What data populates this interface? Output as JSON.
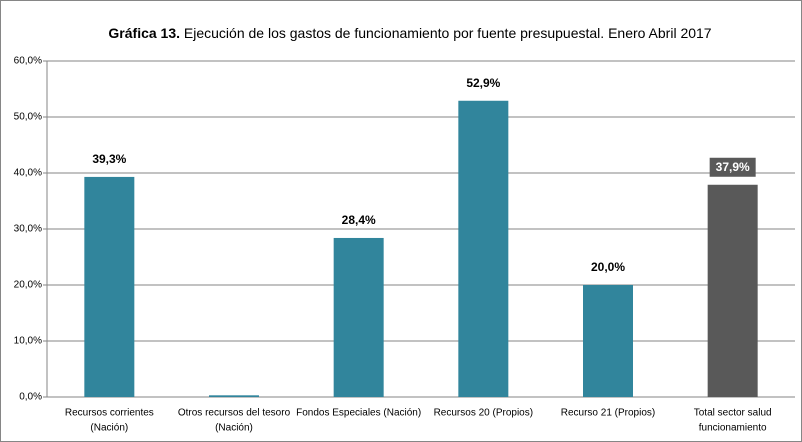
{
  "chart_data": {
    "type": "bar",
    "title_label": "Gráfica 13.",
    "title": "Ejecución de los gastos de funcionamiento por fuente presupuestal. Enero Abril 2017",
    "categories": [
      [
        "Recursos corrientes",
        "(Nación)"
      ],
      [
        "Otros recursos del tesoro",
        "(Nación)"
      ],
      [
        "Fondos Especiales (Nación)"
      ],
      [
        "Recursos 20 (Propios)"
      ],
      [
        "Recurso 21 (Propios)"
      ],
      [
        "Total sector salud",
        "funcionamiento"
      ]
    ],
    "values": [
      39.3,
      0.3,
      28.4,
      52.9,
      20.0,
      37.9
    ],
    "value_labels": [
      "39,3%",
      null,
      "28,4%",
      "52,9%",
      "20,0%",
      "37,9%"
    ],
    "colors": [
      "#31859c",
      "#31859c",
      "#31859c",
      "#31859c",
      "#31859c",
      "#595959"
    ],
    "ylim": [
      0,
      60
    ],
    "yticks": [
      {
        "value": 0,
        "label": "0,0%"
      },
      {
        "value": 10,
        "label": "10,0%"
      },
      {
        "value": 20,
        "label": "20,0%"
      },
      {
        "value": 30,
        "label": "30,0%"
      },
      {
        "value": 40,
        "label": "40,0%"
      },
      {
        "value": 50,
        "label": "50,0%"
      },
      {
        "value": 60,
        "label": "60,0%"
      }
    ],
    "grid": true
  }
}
--*--
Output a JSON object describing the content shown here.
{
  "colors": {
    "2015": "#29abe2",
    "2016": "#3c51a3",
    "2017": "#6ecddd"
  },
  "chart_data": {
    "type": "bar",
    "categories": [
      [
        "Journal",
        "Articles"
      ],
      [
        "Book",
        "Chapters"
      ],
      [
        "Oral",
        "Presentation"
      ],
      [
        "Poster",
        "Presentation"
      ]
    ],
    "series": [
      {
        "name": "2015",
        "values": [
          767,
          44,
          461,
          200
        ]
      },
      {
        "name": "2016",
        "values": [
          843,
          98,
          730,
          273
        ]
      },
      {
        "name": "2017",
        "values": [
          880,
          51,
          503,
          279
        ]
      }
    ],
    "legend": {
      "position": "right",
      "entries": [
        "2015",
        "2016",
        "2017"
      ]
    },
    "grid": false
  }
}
--*--
* **What the task requires**:
Check the data for the word "JSON" and pull out the lines that have it.

* **Expected output**:
What data populates this interface? Output as JSON.
Output a JSON object describing the content shown here.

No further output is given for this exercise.